▸ PROBLEM REQUIREMENTS
Print the entries verbatim, leaving out the images they contain.

▸ GIVEN ENTRIES
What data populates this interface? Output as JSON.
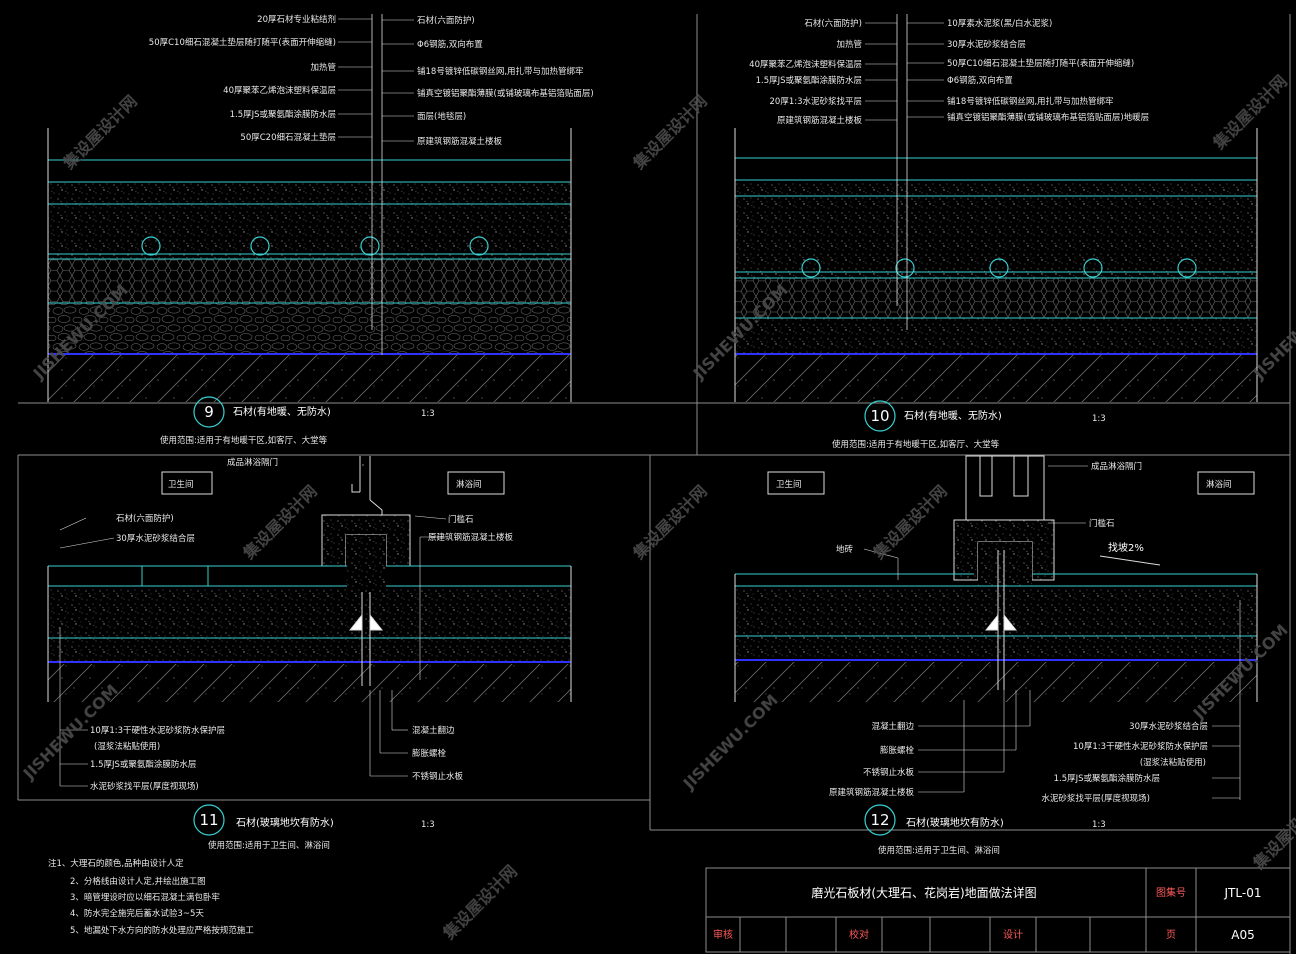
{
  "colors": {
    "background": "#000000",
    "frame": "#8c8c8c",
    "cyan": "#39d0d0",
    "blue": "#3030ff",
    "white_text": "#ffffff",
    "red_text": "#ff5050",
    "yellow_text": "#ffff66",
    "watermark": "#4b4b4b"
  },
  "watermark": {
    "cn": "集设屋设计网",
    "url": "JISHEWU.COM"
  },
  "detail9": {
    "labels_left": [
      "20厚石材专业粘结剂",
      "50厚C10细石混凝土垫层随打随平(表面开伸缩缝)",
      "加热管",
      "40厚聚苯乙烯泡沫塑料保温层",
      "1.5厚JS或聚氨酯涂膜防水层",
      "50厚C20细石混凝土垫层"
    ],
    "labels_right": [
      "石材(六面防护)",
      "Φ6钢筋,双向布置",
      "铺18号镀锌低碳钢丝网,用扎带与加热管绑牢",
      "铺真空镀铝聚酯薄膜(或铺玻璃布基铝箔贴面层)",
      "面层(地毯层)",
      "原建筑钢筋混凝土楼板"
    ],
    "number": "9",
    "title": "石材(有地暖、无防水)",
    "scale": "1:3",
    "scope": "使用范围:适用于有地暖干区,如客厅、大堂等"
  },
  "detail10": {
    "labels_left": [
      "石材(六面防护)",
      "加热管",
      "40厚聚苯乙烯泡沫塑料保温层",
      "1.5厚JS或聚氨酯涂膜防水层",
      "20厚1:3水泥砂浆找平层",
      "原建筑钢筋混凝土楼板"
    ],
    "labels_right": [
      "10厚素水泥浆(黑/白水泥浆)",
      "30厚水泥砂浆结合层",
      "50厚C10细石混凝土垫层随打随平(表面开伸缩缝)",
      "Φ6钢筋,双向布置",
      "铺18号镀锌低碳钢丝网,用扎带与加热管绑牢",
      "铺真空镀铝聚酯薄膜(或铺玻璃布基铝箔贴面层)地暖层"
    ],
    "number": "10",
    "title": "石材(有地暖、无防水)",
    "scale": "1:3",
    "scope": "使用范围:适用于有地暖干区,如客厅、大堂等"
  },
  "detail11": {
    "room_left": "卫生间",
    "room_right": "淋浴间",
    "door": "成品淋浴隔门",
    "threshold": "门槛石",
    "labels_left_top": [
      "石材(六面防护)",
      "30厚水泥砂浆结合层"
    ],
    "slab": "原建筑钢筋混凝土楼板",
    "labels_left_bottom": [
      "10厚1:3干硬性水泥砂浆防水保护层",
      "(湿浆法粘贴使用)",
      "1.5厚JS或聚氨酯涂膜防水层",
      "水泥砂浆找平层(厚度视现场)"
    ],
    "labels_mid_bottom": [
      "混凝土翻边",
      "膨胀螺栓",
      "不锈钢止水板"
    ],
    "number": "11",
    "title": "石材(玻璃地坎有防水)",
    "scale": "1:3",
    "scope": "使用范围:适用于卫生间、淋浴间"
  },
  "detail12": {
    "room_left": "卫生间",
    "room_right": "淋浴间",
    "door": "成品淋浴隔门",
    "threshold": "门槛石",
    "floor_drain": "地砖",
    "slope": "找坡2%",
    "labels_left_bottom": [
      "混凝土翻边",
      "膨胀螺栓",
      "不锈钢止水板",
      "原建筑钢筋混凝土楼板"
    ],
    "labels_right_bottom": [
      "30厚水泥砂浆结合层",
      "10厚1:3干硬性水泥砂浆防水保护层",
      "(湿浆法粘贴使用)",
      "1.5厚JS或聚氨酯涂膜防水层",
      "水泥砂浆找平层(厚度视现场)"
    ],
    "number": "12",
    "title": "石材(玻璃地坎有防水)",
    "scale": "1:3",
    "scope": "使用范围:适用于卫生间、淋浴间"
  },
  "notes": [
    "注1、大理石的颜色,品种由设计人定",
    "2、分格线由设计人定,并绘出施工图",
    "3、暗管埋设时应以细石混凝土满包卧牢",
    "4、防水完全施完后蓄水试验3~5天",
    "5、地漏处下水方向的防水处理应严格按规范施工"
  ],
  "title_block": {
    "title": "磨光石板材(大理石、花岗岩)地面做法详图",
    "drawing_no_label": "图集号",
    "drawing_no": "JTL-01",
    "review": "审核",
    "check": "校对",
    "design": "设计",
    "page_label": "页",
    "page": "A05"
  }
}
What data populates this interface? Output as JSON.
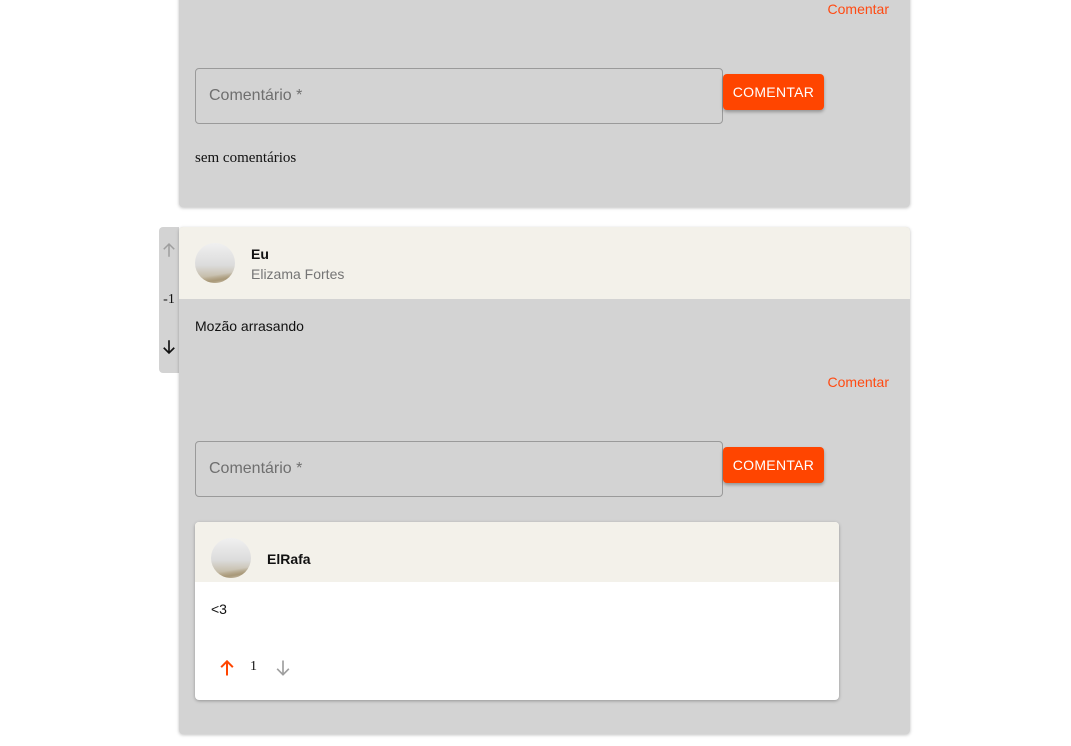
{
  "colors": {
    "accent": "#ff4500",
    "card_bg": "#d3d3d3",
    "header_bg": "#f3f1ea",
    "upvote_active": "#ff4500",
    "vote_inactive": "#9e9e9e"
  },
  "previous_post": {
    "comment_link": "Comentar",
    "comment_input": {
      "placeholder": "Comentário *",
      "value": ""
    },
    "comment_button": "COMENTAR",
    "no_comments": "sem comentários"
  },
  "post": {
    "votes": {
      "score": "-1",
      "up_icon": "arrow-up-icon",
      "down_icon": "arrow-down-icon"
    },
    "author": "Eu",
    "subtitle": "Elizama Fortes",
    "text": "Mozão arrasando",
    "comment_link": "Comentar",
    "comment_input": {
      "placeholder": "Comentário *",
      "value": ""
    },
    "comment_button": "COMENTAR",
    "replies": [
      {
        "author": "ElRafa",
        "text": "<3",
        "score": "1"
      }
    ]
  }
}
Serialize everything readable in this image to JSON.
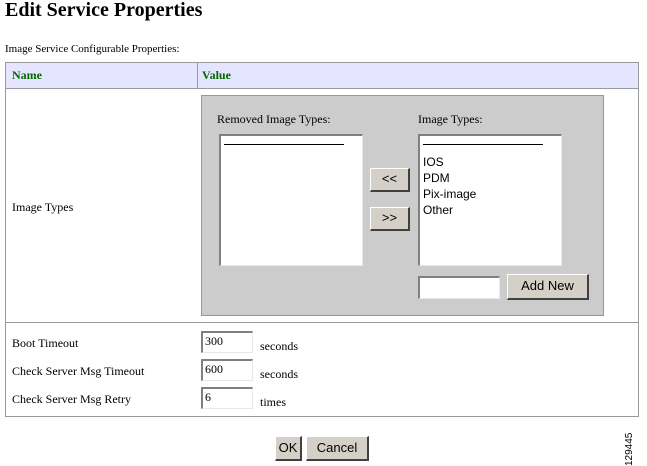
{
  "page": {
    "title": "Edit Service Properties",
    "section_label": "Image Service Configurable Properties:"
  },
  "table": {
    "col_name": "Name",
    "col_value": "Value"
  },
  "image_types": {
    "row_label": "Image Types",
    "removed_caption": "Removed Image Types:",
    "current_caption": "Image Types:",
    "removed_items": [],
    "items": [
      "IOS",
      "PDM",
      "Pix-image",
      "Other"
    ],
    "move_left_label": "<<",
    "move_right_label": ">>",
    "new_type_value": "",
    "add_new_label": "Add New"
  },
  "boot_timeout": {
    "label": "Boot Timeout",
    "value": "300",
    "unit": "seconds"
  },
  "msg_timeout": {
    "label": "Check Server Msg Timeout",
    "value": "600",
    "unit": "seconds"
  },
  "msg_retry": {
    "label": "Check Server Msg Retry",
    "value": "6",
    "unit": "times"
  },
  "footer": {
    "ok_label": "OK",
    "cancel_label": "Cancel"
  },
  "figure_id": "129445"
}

▸ TASK RESULT
What data populates this interface? Output as JSON.
{
  "colors": {
    "background": "#000000",
    "frame": "#8c8c8c",
    "cyan": "#39d0d0",
    "blue": "#3030ff",
    "white_text": "#ffffff",
    "red_text": "#ff5050",
    "yellow_text": "#ffff66",
    "watermark": "#4b4b4b"
  },
  "watermark": {
    "cn": "集设屋设计网",
    "url": "JISHEWU.COM"
  },
  "detail9": {
    "labels_left": [
      "20厚石材专业粘结剂",
      "50厚C10细石混凝土垫层随打随平(表面开伸缩缝)",
      "加热管",
      "40厚聚苯乙烯泡沫塑料保温层",
      "1.5厚JS或聚氨酯涂膜防水层",
      "50厚C20细石混凝土垫层"
    ],
    "labels_right": [
      "石材(六面防护)",
      "Φ6钢筋,双向布置",
      "铺18号镀锌低碳钢丝网,用扎带与加热管绑牢",
      "铺真空镀铝聚酯薄膜(或铺玻璃布基铝箔贴面层)",
      "面层(地毯层)",
      "原建筑钢筋混凝土楼板"
    ],
    "number": "9",
    "title": "石材(有地暖、无防水)",
    "scale": "1:3",
    "scope": "使用范围:适用于有地暖干区,如客厅、大堂等"
  },
  "detail10": {
    "labels_left": [
      "石材(六面防护)",
      "加热管",
      "40厚聚苯乙烯泡沫塑料保温层",
      "1.5厚JS或聚氨酯涂膜防水层",
      "20厚1:3水泥砂浆找平层",
      "原建筑钢筋混凝土楼板"
    ],
    "labels_right": [
      "10厚素水泥浆(黑/白水泥浆)",
      "30厚水泥砂浆结合层",
      "50厚C10细石混凝土垫层随打随平(表面开伸缩缝)",
      "Φ6钢筋,双向布置",
      "铺18号镀锌低碳钢丝网,用扎带与加热管绑牢",
      "铺真空镀铝聚酯薄膜(或铺玻璃布基铝箔贴面层)地暖层"
    ],
    "number": "10",
    "title": "石材(有地暖、无防水)",
    "scale": "1:3",
    "scope": "使用范围:适用于有地暖干区,如客厅、大堂等"
  },
  "detail11": {
    "room_left": "卫生间",
    "room_right": "淋浴间",
    "door": "成品淋浴隔门",
    "threshold": "门槛石",
    "labels_left_top": [
      "石材(六面防护)",
      "30厚水泥砂浆结合层"
    ],
    "slab": "原建筑钢筋混凝土楼板",
    "labels_left_bottom": [
      "10厚1:3干硬性水泥砂浆防水保护层",
      "(湿浆法粘贴使用)",
      "1.5厚JS或聚氨酯涂膜防水层",
      "水泥砂浆找平层(厚度视现场)"
    ],
    "labels_mid_bottom": [
      "混凝土翻边",
      "膨胀螺栓",
      "不锈钢止水板"
    ],
    "number": "11",
    "title": "石材(玻璃地坎有防水)",
    "scale": "1:3",
    "scope": "使用范围:适用于卫生间、淋浴间"
  },
  "detail12": {
    "room_left": "卫生间",
    "room_right": "淋浴间",
    "door": "成品淋浴隔门",
    "threshold": "门槛石",
    "floor_drain": "地砖",
    "slope": "找坡2%",
    "labels_left_bottom": [
      "混凝土翻边",
      "膨胀螺栓",
      "不锈钢止水板",
      "原建筑钢筋混凝土楼板"
    ],
    "labels_right_bottom": [
      "30厚水泥砂浆结合层",
      "10厚1:3干硬性水泥砂浆防水保护层",
      "(湿浆法粘贴使用)",
      "1.5厚JS或聚氨酯涂膜防水层",
      "水泥砂浆找平层(厚度视现场)"
    ],
    "number": "12",
    "title": "石材(玻璃地坎有防水)",
    "scale": "1:3",
    "scope": "使用范围:适用于卫生间、淋浴间"
  },
  "notes": [
    "注1、大理石的颜色,品种由设计人定",
    "2、分格线由设计人定,并绘出施工图",
    "3、暗管埋设时应以细石混凝土满包卧牢",
    "4、防水完全施完后蓄水试验3~5天",
    "5、地漏处下水方向的防水处理应严格按规范施工"
  ],
  "title_block": {
    "title": "磨光石板材(大理石、花岗岩)地面做法详图",
    "drawing_no_label": "图集号",
    "drawing_no": "JTL-01",
    "review": "审核",
    "check": "校对",
    "design": "设计",
    "page_label": "页",
    "page": "A05"
  }
}
What data populates this interface? Output as JSON.
{
  "colors": {
    "accent": "#ff4500",
    "card_bg": "#d3d3d3",
    "header_bg": "#f3f1ea",
    "upvote_active": "#ff4500",
    "vote_inactive": "#9e9e9e"
  },
  "previous_post": {
    "comment_link": "Comentar",
    "comment_input": {
      "placeholder": "Comentário *",
      "value": ""
    },
    "comment_button": "COMENTAR",
    "no_comments": "sem comentários"
  },
  "post": {
    "votes": {
      "score": "-1",
      "up_icon": "arrow-up-icon",
      "down_icon": "arrow-down-icon"
    },
    "author": "Eu",
    "subtitle": "Elizama Fortes",
    "text": "Mozão arrasando",
    "comment_link": "Comentar",
    "comment_input": {
      "placeholder": "Comentário *",
      "value": ""
    },
    "comment_button": "COMENTAR",
    "replies": [
      {
        "author": "ElRafa",
        "text": "<3",
        "score": "1"
      }
    ]
  }
}
Serialize everything readable in this image to JSON.
{
  "page": {
    "title": "Edit Service Properties",
    "section_label": "Image Service Configurable Properties:"
  },
  "table": {
    "col_name": "Name",
    "col_value": "Value"
  },
  "image_types": {
    "row_label": "Image Types",
    "removed_caption": "Removed Image Types:",
    "current_caption": "Image Types:",
    "removed_items": [],
    "items": [
      "IOS",
      "PDM",
      "Pix-image",
      "Other"
    ],
    "move_left_label": "<<",
    "move_right_label": ">>",
    "new_type_value": "",
    "add_new_label": "Add New"
  },
  "boot_timeout": {
    "label": "Boot Timeout",
    "value": "300",
    "unit": "seconds"
  },
  "msg_timeout": {
    "label": "Check Server Msg Timeout",
    "value": "600",
    "unit": "seconds"
  },
  "msg_retry": {
    "label": "Check Server Msg Retry",
    "value": "6",
    "unit": "times"
  },
  "footer": {
    "ok_label": "OK",
    "cancel_label": "Cancel"
  },
  "figure_id": "129445"
}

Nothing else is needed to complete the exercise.